■ The data
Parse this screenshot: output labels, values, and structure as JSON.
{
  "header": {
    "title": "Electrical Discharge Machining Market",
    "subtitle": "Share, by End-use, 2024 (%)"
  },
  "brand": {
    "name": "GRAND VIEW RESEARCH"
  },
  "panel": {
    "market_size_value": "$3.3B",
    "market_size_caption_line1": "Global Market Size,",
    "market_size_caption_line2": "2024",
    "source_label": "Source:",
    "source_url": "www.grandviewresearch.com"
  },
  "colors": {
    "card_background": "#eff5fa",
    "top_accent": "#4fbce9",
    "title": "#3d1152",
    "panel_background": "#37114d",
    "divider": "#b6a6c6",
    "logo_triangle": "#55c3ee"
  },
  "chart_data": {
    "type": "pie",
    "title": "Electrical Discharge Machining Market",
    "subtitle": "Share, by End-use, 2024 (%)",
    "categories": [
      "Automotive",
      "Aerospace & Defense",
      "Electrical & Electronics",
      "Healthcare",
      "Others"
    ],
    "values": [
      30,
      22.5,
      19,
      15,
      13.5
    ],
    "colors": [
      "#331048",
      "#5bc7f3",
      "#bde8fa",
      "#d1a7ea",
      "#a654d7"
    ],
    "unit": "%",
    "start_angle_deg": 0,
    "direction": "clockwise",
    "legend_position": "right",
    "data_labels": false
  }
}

* * *

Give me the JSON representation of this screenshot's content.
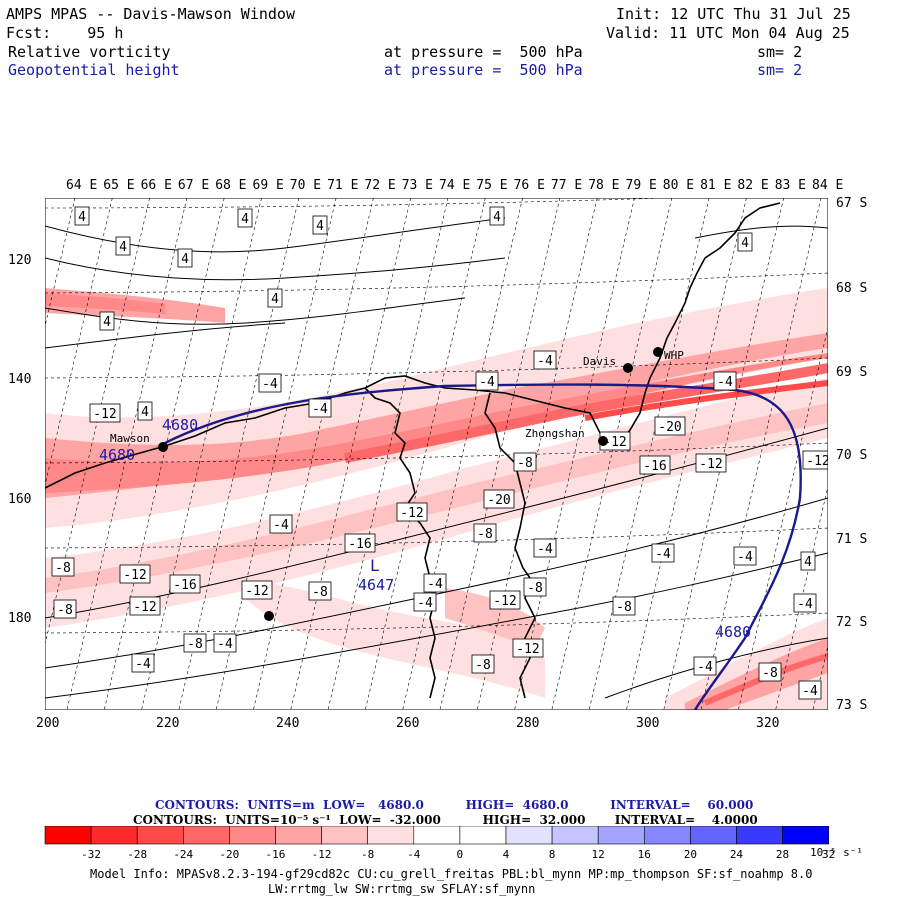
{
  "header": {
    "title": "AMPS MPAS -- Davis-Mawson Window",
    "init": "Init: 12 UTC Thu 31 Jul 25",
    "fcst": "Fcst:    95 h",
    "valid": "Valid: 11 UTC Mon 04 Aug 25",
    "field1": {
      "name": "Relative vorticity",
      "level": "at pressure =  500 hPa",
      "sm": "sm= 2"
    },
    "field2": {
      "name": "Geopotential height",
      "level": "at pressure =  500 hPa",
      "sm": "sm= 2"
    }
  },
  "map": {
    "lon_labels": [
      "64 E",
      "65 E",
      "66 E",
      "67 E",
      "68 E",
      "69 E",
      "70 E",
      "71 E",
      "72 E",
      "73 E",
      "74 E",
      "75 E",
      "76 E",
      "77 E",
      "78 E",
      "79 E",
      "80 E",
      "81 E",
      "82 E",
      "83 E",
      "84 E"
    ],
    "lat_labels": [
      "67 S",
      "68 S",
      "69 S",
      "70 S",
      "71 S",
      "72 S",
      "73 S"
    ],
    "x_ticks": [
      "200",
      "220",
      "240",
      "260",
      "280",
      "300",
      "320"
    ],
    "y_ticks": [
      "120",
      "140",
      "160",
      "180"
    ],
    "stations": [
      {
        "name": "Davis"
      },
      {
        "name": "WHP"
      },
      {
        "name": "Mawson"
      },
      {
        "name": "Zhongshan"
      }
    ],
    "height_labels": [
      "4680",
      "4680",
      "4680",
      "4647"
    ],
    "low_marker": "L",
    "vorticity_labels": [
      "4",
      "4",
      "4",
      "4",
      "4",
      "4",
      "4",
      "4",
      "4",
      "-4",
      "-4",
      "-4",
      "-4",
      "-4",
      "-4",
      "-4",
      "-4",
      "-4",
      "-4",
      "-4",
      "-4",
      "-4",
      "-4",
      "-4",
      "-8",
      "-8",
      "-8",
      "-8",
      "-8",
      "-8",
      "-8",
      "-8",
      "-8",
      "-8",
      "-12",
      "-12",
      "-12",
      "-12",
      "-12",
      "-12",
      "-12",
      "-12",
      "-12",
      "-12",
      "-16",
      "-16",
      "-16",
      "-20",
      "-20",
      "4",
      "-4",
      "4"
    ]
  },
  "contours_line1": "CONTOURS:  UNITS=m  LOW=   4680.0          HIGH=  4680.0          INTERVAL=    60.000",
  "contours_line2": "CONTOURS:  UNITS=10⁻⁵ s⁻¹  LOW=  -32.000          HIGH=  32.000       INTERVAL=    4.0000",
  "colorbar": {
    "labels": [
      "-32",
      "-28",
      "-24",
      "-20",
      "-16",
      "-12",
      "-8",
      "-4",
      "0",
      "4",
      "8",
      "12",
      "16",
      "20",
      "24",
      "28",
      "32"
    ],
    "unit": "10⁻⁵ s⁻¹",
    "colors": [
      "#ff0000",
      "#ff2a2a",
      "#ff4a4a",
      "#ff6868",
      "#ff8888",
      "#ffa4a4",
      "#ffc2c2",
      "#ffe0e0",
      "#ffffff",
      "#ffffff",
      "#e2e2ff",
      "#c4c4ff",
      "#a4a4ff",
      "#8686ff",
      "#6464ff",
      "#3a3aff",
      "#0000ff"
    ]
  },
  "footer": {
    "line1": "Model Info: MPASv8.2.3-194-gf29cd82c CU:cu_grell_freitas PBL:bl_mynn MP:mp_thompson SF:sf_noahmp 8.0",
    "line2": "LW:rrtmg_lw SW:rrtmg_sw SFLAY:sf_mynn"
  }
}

■ What is being asked
Filter the records above for lines containing the word "CONTOURS", and copy those lines.

■ Result below
  "contours_line1": "CONTOURS:  UNITS=m  LOW=   4680.0          HIGH=  4680.0          INTERVAL=    60.000",
  "contours_line2": "CONTOURS:  UNITS=10⁻⁵ s⁻¹  LOW=  -32.000          HIGH=  32.000       INTERVAL=    4.0000",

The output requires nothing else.